» **What is being asked**: Looking at the records below, state how many lines include the string "genes" and add nothing further.

» **Items from a dataset**:

------------------------------------------------------------------------

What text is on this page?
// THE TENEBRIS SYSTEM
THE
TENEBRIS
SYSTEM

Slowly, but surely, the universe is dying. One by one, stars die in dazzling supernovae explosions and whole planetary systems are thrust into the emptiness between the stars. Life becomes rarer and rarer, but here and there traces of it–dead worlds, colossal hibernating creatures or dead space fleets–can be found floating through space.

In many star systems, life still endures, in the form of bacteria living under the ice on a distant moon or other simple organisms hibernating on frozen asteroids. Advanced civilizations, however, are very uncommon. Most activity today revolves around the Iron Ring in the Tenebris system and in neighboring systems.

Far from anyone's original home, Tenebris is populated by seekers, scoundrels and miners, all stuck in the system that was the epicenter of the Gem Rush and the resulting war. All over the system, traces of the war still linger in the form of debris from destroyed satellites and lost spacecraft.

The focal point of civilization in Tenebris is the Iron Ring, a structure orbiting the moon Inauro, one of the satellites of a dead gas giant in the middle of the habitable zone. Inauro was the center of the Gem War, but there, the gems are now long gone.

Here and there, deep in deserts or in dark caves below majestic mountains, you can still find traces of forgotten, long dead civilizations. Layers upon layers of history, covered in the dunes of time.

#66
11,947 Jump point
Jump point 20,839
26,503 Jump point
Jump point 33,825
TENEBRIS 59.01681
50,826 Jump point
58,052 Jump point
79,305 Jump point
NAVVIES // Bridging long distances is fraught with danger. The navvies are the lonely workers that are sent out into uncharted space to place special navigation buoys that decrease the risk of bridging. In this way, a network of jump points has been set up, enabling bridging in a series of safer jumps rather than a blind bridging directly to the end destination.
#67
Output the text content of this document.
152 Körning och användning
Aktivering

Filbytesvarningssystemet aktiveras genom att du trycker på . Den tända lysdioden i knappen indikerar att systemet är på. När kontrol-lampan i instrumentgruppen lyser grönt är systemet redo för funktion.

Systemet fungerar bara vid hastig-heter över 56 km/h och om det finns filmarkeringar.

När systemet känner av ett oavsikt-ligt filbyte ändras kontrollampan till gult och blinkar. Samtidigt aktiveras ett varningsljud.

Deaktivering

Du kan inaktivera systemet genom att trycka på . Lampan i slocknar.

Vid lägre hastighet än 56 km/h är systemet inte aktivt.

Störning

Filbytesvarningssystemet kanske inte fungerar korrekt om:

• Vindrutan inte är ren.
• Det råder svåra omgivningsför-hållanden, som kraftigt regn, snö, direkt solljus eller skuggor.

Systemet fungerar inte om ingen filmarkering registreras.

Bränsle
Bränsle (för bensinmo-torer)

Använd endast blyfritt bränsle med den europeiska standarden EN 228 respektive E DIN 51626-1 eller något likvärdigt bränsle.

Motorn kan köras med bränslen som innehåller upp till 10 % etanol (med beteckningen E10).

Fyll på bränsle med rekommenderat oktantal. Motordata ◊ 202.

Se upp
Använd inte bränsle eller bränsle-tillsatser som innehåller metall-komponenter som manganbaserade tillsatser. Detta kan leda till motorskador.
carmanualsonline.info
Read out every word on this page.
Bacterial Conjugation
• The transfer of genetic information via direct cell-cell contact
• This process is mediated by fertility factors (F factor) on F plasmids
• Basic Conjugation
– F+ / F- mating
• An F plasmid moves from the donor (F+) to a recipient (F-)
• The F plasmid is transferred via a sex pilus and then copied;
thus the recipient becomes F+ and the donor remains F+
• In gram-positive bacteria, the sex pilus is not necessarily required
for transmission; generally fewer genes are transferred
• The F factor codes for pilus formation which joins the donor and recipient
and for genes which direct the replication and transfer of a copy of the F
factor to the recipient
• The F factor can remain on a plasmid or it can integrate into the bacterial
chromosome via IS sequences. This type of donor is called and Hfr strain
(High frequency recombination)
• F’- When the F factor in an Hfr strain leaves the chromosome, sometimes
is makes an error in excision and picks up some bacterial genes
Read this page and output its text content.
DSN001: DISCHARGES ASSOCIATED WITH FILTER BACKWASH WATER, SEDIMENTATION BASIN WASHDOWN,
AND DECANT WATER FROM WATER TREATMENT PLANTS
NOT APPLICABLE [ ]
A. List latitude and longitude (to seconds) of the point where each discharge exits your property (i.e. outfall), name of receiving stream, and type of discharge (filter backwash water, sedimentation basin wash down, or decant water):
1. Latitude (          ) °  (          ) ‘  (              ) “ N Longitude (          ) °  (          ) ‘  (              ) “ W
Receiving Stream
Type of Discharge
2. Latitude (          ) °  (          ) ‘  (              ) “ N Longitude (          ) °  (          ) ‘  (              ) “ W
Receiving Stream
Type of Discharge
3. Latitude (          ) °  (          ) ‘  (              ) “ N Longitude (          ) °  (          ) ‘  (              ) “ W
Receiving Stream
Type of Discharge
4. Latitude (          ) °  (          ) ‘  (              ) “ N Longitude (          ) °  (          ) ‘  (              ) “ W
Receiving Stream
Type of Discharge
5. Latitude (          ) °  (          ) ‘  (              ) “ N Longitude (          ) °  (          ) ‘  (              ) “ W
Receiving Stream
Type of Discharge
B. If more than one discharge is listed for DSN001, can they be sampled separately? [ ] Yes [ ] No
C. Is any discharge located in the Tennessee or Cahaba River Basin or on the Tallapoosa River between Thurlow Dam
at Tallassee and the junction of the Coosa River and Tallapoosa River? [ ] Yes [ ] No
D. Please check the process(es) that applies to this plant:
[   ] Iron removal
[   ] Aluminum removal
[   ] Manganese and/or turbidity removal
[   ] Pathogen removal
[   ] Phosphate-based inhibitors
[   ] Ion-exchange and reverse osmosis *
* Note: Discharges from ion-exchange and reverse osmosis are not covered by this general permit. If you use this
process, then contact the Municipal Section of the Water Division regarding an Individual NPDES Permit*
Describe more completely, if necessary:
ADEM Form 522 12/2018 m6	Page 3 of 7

------------------------------------------------------------------------

» **Answer to this problem**: 3